- **Record set**:
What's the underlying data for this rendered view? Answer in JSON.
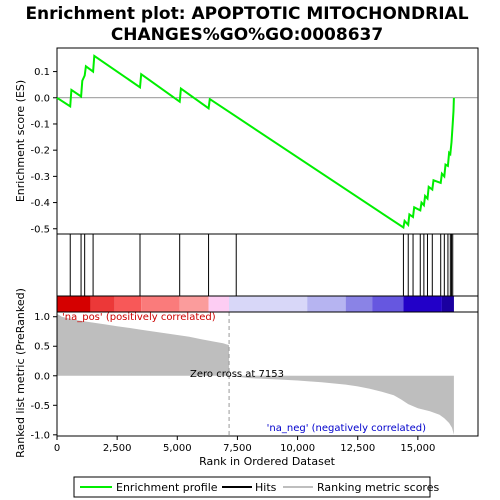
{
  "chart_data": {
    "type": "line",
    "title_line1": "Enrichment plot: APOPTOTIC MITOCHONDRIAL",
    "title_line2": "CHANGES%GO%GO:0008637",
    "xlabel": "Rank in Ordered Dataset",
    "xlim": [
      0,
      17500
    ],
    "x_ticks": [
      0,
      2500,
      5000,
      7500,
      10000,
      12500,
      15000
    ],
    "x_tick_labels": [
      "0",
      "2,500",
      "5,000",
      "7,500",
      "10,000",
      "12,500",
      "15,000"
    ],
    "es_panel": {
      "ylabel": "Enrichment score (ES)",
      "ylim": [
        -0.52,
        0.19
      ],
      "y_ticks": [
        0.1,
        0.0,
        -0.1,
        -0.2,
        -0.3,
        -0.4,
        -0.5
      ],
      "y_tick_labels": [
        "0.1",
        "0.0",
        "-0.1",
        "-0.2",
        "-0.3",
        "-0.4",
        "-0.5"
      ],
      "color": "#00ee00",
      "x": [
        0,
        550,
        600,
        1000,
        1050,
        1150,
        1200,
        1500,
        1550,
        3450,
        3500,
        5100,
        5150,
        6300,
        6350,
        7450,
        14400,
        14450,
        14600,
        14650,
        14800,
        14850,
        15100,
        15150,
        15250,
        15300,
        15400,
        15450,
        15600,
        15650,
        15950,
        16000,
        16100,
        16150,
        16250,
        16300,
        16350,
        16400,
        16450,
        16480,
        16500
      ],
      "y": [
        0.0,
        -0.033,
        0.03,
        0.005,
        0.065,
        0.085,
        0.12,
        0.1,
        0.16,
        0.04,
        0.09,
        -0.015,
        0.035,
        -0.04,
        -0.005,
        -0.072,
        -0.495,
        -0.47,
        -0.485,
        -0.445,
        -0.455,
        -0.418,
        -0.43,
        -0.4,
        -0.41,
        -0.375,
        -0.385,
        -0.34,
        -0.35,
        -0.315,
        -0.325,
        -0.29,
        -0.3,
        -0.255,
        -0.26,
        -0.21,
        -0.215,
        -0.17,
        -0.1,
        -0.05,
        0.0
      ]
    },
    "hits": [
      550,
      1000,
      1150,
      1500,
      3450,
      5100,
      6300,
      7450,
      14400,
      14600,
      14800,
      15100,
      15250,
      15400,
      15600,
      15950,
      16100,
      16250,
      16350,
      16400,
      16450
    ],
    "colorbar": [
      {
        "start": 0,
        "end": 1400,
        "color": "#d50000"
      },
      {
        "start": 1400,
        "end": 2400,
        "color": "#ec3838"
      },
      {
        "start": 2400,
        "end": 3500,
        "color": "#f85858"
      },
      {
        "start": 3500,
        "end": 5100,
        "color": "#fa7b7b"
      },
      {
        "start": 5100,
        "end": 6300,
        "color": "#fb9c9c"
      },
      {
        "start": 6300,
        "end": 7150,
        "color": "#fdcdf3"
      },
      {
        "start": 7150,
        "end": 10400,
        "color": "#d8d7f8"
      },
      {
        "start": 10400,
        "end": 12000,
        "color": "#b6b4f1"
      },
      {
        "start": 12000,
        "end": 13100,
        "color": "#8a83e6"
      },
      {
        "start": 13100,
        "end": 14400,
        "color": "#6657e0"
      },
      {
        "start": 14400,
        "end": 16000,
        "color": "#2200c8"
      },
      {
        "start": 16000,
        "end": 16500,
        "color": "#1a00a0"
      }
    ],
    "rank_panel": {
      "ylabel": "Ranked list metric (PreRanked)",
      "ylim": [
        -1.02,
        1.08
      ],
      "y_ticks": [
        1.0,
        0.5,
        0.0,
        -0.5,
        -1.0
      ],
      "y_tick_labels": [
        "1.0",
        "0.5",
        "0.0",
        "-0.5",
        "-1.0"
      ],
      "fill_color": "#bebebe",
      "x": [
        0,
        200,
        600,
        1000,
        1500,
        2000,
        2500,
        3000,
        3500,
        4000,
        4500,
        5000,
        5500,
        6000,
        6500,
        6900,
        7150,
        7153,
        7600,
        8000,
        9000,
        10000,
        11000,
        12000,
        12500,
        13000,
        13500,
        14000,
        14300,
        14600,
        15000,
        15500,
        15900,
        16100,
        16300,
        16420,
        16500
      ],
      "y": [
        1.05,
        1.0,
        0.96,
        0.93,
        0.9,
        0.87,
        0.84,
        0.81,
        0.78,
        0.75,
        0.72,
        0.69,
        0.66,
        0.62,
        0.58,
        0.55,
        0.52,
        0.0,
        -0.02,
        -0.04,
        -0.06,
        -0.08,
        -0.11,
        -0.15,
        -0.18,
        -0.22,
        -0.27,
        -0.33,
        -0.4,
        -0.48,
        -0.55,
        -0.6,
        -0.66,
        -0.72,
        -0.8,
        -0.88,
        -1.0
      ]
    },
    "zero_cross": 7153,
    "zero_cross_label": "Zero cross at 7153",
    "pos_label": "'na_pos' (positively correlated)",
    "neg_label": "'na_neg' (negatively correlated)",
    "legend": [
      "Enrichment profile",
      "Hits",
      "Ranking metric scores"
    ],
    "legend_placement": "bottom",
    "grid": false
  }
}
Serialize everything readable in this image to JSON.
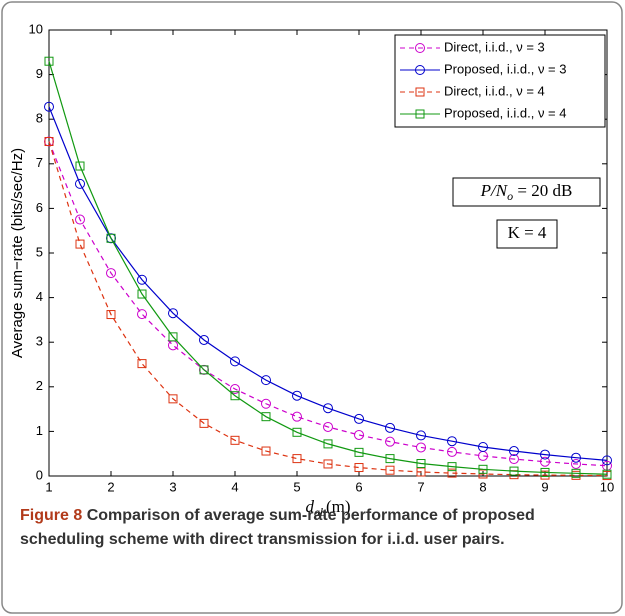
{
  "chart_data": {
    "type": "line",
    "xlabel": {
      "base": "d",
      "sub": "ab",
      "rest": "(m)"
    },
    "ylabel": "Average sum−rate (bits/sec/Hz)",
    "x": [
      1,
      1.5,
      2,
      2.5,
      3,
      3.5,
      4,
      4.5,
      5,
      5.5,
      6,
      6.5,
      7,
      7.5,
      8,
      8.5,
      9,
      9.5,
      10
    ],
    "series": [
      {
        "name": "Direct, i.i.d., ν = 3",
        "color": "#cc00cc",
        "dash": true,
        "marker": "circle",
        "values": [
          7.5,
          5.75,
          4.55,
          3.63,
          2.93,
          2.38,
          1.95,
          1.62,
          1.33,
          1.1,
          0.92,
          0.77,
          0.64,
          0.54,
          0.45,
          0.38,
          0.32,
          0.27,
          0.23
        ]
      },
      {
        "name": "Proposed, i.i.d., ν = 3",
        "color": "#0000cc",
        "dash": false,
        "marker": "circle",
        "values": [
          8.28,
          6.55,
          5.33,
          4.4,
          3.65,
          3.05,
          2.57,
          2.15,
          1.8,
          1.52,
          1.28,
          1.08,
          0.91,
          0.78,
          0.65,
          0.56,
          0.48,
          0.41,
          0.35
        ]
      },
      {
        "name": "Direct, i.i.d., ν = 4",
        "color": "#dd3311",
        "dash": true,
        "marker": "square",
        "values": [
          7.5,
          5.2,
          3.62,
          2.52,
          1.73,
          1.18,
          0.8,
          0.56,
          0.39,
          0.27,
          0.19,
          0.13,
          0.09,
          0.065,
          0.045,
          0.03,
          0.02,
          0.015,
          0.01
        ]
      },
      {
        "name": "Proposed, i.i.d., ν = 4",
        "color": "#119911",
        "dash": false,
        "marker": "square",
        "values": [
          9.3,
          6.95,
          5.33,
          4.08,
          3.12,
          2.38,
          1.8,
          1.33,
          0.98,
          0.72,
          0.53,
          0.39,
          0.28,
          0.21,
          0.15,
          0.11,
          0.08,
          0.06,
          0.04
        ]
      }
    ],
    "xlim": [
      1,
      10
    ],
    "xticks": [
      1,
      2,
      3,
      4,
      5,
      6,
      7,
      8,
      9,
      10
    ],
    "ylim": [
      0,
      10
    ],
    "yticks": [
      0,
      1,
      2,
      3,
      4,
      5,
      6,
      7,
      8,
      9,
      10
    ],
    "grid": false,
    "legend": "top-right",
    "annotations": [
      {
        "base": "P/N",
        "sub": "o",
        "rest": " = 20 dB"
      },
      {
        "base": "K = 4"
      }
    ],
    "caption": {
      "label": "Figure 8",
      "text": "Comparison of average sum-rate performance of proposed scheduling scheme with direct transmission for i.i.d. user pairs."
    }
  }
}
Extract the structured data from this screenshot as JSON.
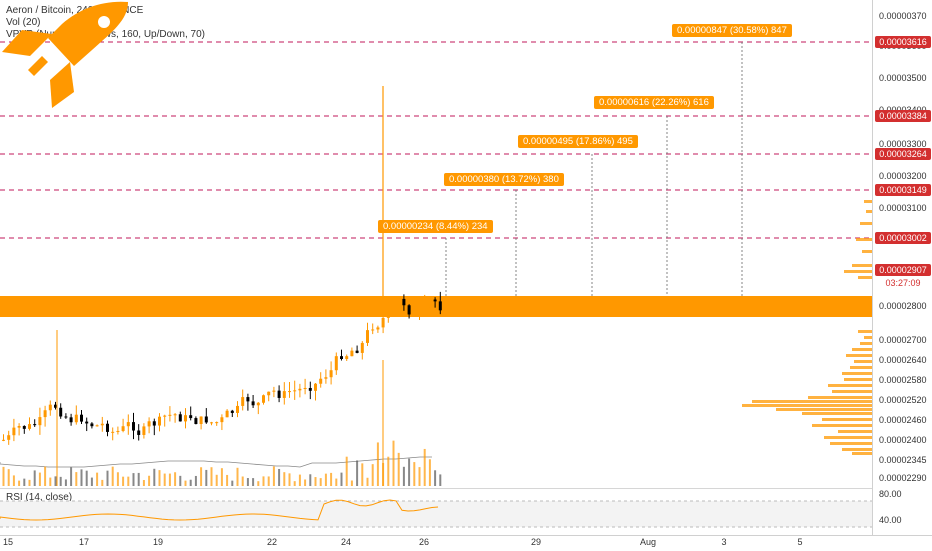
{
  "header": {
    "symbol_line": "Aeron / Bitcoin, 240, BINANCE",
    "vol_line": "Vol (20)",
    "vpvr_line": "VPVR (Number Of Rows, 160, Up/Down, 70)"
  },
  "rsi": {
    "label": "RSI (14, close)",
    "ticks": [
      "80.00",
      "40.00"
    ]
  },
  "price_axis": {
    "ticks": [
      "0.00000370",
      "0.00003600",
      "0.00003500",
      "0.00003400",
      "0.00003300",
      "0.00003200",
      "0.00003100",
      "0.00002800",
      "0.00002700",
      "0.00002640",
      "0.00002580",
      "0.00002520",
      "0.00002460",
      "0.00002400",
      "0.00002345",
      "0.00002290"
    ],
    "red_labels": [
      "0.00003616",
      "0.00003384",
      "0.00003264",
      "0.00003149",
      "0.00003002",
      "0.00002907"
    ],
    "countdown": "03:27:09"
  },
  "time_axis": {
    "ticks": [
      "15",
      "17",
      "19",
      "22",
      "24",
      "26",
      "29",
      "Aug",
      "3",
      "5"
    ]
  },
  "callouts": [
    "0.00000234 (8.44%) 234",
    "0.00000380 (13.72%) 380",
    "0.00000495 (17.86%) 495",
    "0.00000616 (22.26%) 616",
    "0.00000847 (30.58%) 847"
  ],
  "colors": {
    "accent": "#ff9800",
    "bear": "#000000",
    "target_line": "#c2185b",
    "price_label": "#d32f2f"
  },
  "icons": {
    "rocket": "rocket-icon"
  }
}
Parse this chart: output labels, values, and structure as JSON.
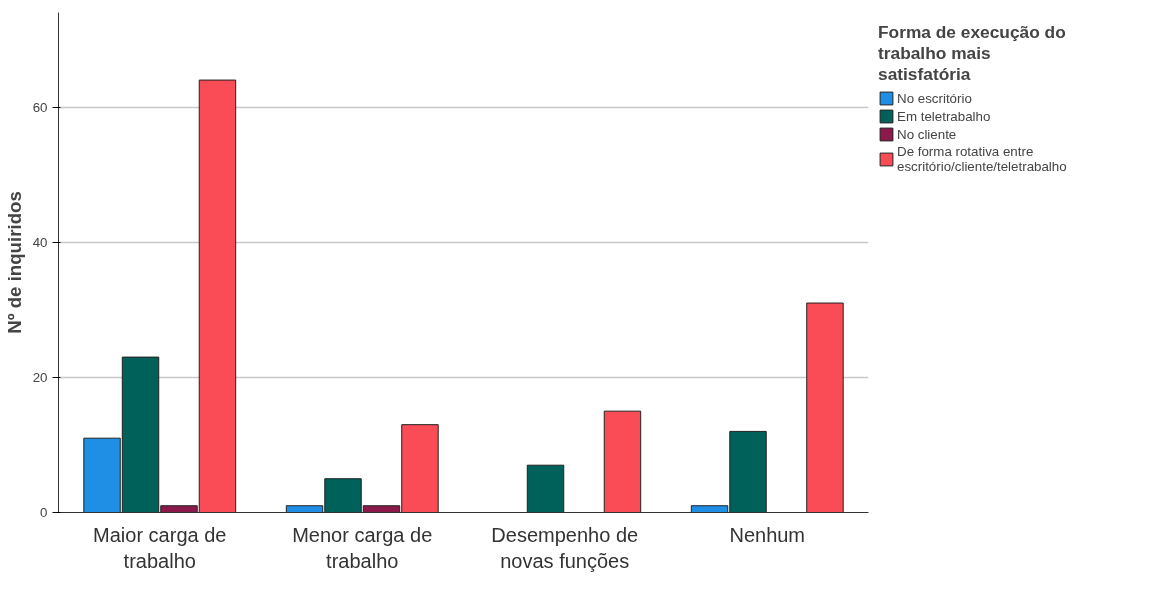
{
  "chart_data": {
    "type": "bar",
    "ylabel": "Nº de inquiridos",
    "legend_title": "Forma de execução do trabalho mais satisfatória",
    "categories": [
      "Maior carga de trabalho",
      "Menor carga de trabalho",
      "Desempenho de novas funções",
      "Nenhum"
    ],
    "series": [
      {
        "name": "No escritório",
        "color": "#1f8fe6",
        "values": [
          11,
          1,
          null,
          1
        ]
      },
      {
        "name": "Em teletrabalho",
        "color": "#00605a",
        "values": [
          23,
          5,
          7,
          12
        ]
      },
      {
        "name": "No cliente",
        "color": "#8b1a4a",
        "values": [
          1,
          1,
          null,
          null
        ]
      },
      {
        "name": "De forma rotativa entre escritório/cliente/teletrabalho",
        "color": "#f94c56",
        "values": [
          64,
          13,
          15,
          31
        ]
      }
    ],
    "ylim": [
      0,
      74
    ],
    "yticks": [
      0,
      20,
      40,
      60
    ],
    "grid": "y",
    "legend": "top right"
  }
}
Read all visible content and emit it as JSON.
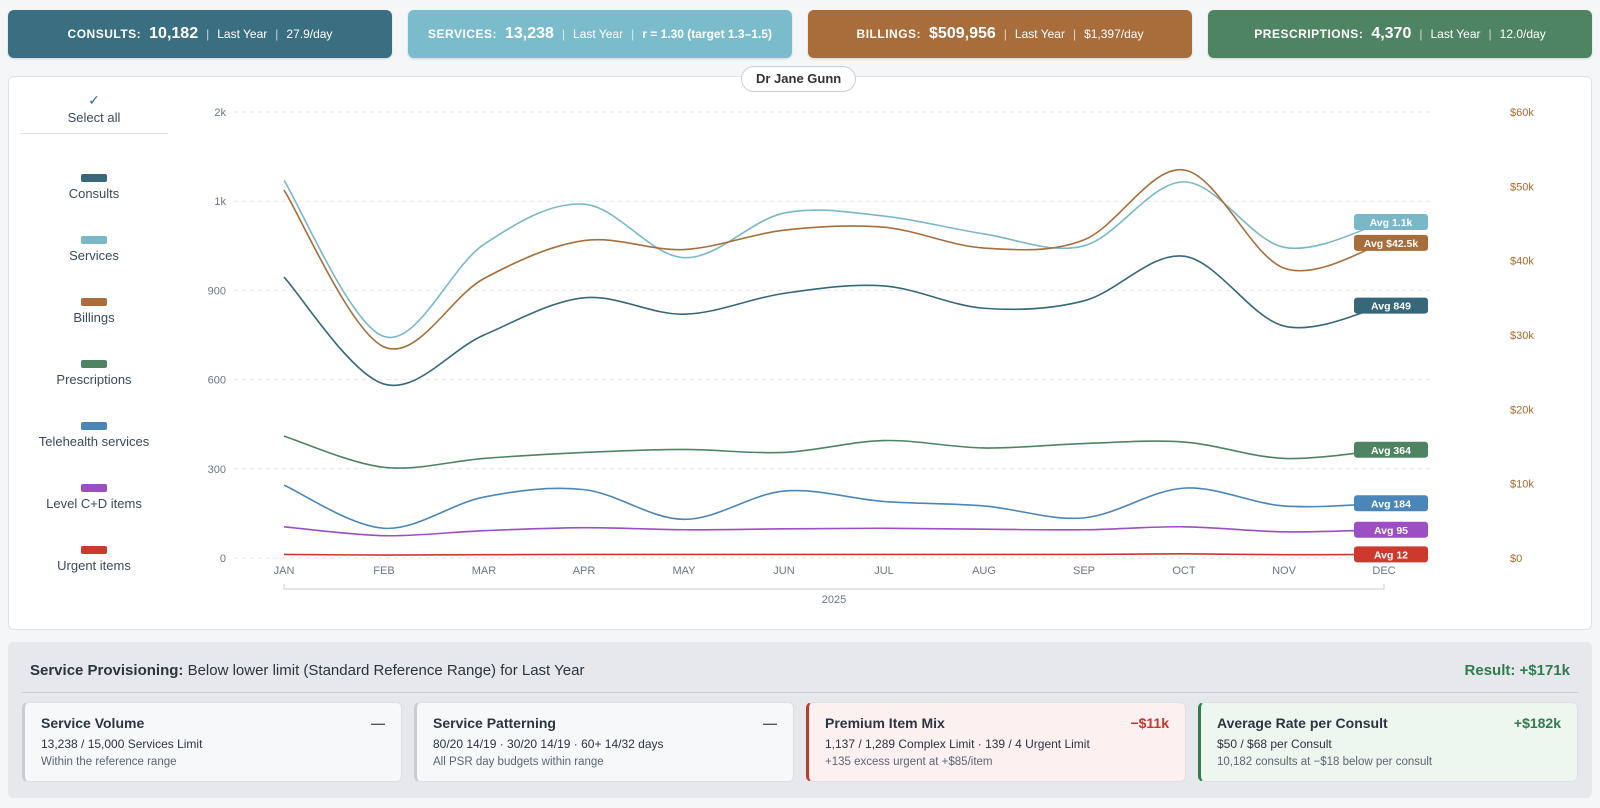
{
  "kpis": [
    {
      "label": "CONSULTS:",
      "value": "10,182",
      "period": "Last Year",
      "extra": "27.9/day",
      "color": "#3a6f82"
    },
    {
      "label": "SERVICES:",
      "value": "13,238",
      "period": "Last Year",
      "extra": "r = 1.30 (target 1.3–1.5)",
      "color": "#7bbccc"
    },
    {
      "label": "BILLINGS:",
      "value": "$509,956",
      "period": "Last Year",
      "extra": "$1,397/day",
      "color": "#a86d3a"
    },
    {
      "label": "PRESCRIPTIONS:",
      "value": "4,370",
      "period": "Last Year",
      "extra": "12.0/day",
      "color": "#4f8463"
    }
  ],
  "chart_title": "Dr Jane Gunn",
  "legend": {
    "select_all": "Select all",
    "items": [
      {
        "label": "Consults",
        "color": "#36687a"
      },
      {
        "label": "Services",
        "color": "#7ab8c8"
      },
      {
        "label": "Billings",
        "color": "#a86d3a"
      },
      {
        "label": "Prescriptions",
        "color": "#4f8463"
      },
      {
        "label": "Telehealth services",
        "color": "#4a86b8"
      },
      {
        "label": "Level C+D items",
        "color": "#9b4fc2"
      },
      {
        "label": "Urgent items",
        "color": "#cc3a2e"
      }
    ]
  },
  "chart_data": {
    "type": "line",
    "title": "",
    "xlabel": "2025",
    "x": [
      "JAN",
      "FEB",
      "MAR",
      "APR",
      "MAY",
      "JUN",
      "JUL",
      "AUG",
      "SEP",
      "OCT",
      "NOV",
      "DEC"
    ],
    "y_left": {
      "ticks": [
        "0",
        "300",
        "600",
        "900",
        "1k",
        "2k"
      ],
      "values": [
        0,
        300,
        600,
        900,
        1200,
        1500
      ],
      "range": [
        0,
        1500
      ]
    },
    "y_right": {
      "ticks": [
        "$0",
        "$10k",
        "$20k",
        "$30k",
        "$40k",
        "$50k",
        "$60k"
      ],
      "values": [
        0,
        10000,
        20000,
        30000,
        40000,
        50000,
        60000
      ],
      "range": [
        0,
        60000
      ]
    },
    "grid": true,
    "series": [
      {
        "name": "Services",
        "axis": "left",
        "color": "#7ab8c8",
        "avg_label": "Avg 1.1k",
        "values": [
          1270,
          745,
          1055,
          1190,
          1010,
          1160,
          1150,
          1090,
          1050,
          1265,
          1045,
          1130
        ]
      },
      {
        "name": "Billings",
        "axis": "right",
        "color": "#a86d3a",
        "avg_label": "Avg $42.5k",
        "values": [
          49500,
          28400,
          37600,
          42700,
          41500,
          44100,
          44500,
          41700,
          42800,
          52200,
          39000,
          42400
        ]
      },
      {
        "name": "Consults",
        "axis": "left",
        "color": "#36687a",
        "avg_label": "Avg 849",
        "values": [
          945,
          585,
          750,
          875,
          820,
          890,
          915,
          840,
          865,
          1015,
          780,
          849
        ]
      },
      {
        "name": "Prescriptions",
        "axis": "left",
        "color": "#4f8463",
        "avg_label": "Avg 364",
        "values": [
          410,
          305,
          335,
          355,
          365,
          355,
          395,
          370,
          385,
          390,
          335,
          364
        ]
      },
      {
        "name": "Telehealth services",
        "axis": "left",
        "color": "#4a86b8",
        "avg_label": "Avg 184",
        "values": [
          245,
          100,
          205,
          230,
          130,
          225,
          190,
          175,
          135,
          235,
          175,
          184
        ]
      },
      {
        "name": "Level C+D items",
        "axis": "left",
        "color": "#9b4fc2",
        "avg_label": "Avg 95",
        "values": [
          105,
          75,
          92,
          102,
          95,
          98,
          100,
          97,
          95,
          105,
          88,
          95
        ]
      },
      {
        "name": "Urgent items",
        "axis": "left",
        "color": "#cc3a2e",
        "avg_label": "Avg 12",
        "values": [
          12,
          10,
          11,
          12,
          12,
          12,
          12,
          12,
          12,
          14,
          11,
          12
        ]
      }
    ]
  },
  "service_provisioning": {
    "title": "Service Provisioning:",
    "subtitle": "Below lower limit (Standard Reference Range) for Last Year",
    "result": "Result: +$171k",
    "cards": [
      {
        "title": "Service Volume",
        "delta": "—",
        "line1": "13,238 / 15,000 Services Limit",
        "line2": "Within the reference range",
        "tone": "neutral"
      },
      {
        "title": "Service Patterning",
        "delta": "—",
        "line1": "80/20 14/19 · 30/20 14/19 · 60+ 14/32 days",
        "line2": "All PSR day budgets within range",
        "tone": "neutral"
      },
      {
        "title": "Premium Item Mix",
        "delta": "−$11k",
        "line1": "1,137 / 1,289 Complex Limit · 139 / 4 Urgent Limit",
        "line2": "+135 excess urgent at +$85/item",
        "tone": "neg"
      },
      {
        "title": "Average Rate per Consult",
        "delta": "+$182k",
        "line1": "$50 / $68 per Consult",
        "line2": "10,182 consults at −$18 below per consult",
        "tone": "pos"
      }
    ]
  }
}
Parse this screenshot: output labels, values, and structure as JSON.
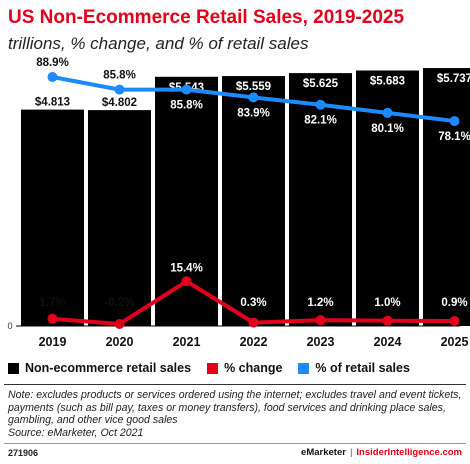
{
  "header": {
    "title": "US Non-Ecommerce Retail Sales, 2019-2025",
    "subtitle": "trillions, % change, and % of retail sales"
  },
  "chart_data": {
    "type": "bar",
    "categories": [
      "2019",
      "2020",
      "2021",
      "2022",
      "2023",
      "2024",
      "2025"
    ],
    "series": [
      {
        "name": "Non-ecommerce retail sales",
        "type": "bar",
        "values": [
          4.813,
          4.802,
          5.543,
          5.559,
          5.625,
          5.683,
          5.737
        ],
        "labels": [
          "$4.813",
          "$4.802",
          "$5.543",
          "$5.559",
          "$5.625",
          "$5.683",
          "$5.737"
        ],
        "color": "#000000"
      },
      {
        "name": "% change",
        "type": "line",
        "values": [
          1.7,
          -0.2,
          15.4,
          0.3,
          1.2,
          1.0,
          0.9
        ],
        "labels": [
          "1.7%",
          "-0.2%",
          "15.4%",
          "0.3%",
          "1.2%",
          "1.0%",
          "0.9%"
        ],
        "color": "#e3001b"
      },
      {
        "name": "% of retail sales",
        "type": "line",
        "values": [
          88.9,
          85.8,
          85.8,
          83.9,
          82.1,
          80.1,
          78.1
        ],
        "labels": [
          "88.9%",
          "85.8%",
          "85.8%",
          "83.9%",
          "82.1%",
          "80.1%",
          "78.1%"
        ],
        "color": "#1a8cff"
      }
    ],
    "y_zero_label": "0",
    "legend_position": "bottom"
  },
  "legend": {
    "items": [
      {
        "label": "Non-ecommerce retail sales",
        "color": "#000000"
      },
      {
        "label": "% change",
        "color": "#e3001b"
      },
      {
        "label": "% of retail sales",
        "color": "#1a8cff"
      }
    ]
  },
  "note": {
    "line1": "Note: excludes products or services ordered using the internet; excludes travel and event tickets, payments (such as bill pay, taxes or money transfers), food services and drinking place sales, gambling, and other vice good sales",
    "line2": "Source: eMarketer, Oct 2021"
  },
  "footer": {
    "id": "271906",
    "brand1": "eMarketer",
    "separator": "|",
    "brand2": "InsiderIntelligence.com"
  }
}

- **Exercise objective**:
In the material above, tally every line with the string "ylabel" in it, then give that number alone.

- **Correct response**:
4